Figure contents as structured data
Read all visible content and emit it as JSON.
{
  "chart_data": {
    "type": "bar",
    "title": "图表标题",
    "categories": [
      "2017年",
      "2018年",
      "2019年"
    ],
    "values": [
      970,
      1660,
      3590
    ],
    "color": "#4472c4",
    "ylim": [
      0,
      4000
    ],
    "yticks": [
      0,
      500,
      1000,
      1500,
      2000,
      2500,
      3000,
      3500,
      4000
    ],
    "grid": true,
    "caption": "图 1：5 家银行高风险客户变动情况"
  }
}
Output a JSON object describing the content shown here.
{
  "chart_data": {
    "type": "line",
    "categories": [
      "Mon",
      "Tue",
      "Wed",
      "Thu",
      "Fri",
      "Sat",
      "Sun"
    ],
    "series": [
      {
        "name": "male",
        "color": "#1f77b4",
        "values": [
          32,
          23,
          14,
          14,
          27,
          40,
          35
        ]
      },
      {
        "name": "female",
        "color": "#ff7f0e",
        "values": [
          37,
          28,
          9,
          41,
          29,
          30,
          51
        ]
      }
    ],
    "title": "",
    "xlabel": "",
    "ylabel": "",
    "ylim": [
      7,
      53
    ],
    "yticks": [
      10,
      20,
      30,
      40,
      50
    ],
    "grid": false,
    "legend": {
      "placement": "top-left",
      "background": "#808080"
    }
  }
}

WHAT IS BEING ASKED
Using the records above, copy every line that has the word "color" in it.

THE COMPLETED TASK
    "color": "#4472c4",
        "color": "#1f77b4",
        "color": "#ff7f0e",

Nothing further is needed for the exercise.